Figure dataset records

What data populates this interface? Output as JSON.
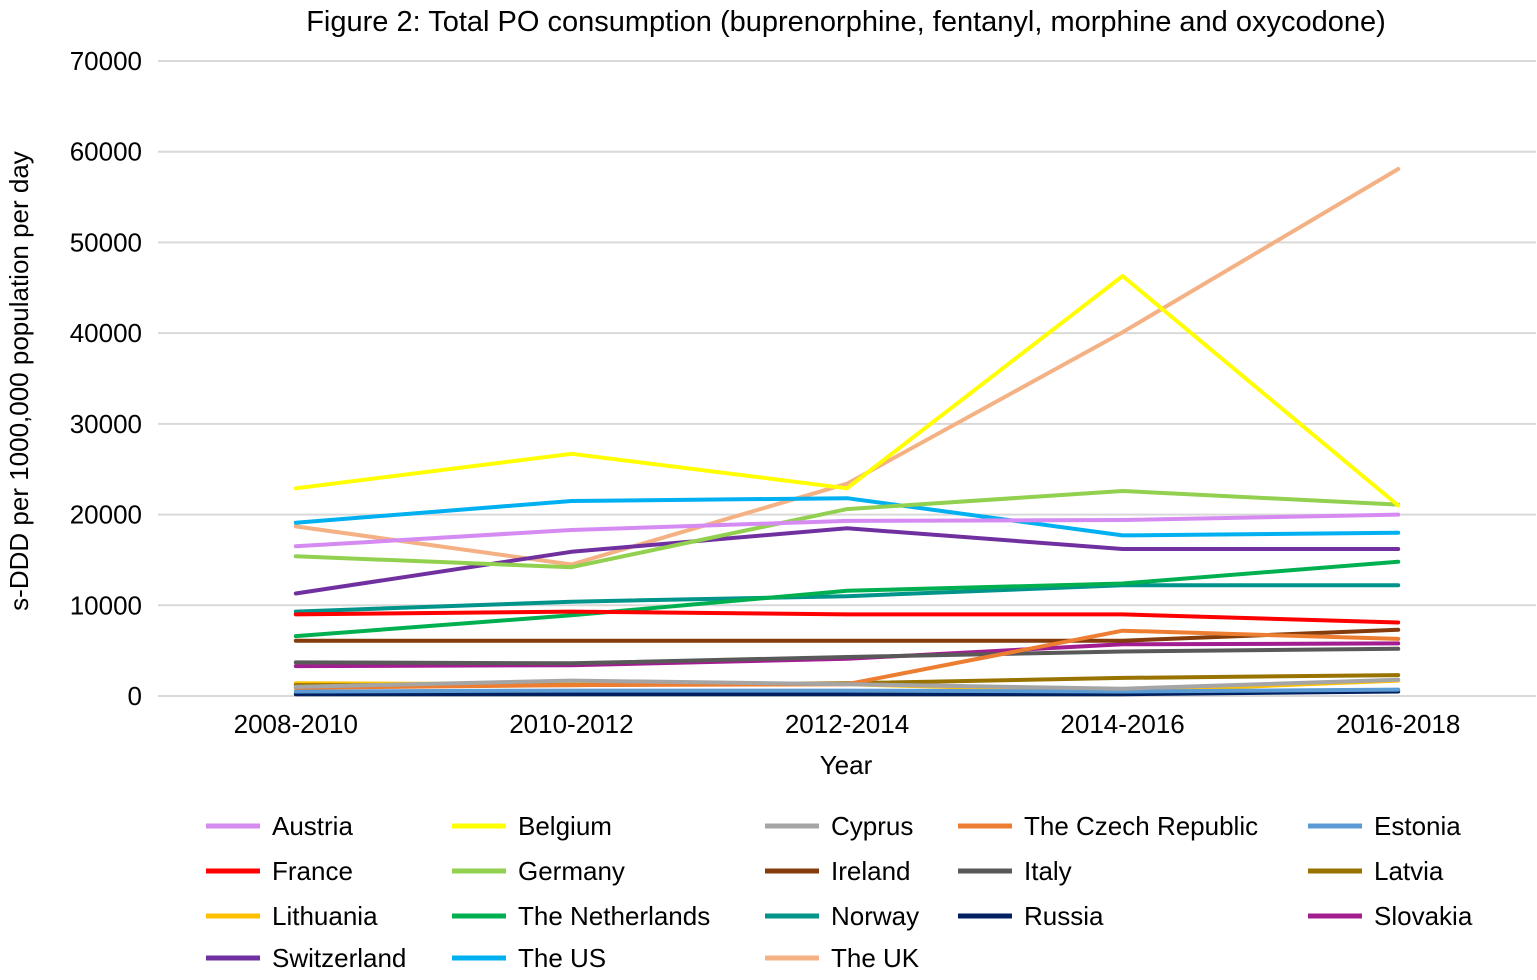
{
  "chart_data": {
    "type": "line",
    "title": "Figure 2: Total PO consumption (buprenorphine, fentanyl, morphine and oxycodone)",
    "xlabel": "Year",
    "ylabel": "s-DDD per 1000,000 population per day",
    "ylim": [
      0,
      70000
    ],
    "yticks": [
      0,
      10000,
      20000,
      30000,
      40000,
      50000,
      60000,
      70000
    ],
    "grid": true,
    "legend_position": "bottom",
    "categories": [
      "2008-2010",
      "2010-2012",
      "2012-2014",
      "2014-2016",
      "2016-2018"
    ],
    "series": [
      {
        "name": "Austria",
        "color": "#d58bf2",
        "values": [
          16500,
          18300,
          19300,
          19400,
          20000
        ]
      },
      {
        "name": "Belgium",
        "color": "#ffff00",
        "values": [
          22900,
          26700,
          22900,
          46300,
          21000
        ]
      },
      {
        "name": "Cyprus",
        "color": "#a5a5a5",
        "values": [
          1000,
          1700,
          1300,
          800,
          1800
        ]
      },
      {
        "name": "The Czech Republic",
        "color": "#ed7d31",
        "values": [
          900,
          1200,
          1300,
          7200,
          6300
        ]
      },
      {
        "name": "Estonia",
        "color": "#5b9bd5",
        "values": [
          500,
          600,
          600,
          500,
          700
        ]
      },
      {
        "name": "France",
        "color": "#ff0000",
        "values": [
          9000,
          9300,
          9000,
          9000,
          8100
        ]
      },
      {
        "name": "Germany",
        "color": "#92d050",
        "values": [
          15400,
          14200,
          20600,
          22600,
          21100
        ]
      },
      {
        "name": "Ireland",
        "color": "#843c0c",
        "values": [
          6100,
          6100,
          6100,
          6100,
          7300
        ]
      },
      {
        "name": "Italy",
        "color": "#595959",
        "values": [
          3700,
          3600,
          4300,
          4900,
          5200
        ]
      },
      {
        "name": "Latvia",
        "color": "#997300",
        "values": [
          1200,
          1200,
          1400,
          2000,
          2300
        ]
      },
      {
        "name": "Lithuania",
        "color": "#ffc000",
        "values": [
          1400,
          1300,
          1300,
          500,
          1700
        ]
      },
      {
        "name": "The Netherlands",
        "color": "#00b050",
        "values": [
          6600,
          8900,
          11600,
          12400,
          14800
        ]
      },
      {
        "name": "Norway",
        "color": "#00948a",
        "values": [
          9300,
          10400,
          11000,
          12200,
          12200
        ]
      },
      {
        "name": "Russia",
        "color": "#002060",
        "values": [
          200,
          200,
          200,
          200,
          500
        ]
      },
      {
        "name": "Slovakia",
        "color": "#a21d8f",
        "values": [
          3300,
          3400,
          4100,
          5700,
          5800
        ]
      },
      {
        "name": "Switzerland",
        "color": "#7030a0",
        "values": [
          11300,
          15900,
          18500,
          16200,
          16200
        ]
      },
      {
        "name": "The US",
        "color": "#00b0f0",
        "values": [
          19100,
          21500,
          21800,
          17700,
          18000
        ]
      },
      {
        "name": "The UK",
        "color": "#f4b183",
        "values": [
          18700,
          14500,
          23400,
          40100,
          58100
        ]
      }
    ]
  }
}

▶ [Directive]:
Set down every entry word for word, but omit the pictures.

▶ [Final result]:
What data populates this interface? Output as JSON.
{
  "chart_data": {
    "type": "line",
    "title": "Figure 2: Total PO consumption (buprenorphine, fentanyl, morphine and oxycodone)",
    "xlabel": "Year",
    "ylabel": "s-DDD per 1000,000 population per day",
    "ylim": [
      0,
      70000
    ],
    "yticks": [
      0,
      10000,
      20000,
      30000,
      40000,
      50000,
      60000,
      70000
    ],
    "grid": true,
    "legend_position": "bottom",
    "categories": [
      "2008-2010",
      "2010-2012",
      "2012-2014",
      "2014-2016",
      "2016-2018"
    ],
    "series": [
      {
        "name": "Austria",
        "color": "#d58bf2",
        "values": [
          16500,
          18300,
          19300,
          19400,
          20000
        ]
      },
      {
        "name": "Belgium",
        "color": "#ffff00",
        "values": [
          22900,
          26700,
          22900,
          46300,
          21000
        ]
      },
      {
        "name": "Cyprus",
        "color": "#a5a5a5",
        "values": [
          1000,
          1700,
          1300,
          800,
          1800
        ]
      },
      {
        "name": "The Czech Republic",
        "color": "#ed7d31",
        "values": [
          900,
          1200,
          1300,
          7200,
          6300
        ]
      },
      {
        "name": "Estonia",
        "color": "#5b9bd5",
        "values": [
          500,
          600,
          600,
          500,
          700
        ]
      },
      {
        "name": "France",
        "color": "#ff0000",
        "values": [
          9000,
          9300,
          9000,
          9000,
          8100
        ]
      },
      {
        "name": "Germany",
        "color": "#92d050",
        "values": [
          15400,
          14200,
          20600,
          22600,
          21100
        ]
      },
      {
        "name": "Ireland",
        "color": "#843c0c",
        "values": [
          6100,
          6100,
          6100,
          6100,
          7300
        ]
      },
      {
        "name": "Italy",
        "color": "#595959",
        "values": [
          3700,
          3600,
          4300,
          4900,
          5200
        ]
      },
      {
        "name": "Latvia",
        "color": "#997300",
        "values": [
          1200,
          1200,
          1400,
          2000,
          2300
        ]
      },
      {
        "name": "Lithuania",
        "color": "#ffc000",
        "values": [
          1400,
          1300,
          1300,
          500,
          1700
        ]
      },
      {
        "name": "The Netherlands",
        "color": "#00b050",
        "values": [
          6600,
          8900,
          11600,
          12400,
          14800
        ]
      },
      {
        "name": "Norway",
        "color": "#00948a",
        "values": [
          9300,
          10400,
          11000,
          12200,
          12200
        ]
      },
      {
        "name": "Russia",
        "color": "#002060",
        "values": [
          200,
          200,
          200,
          200,
          500
        ]
      },
      {
        "name": "Slovakia",
        "color": "#a21d8f",
        "values": [
          3300,
          3400,
          4100,
          5700,
          5800
        ]
      },
      {
        "name": "Switzerland",
        "color": "#7030a0",
        "values": [
          11300,
          15900,
          18500,
          16200,
          16200
        ]
      },
      {
        "name": "The US",
        "color": "#00b0f0",
        "values": [
          19100,
          21500,
          21800,
          17700,
          18000
        ]
      },
      {
        "name": "The UK",
        "color": "#f4b183",
        "values": [
          18700,
          14500,
          23400,
          40100,
          58100
        ]
      }
    ]
  }
}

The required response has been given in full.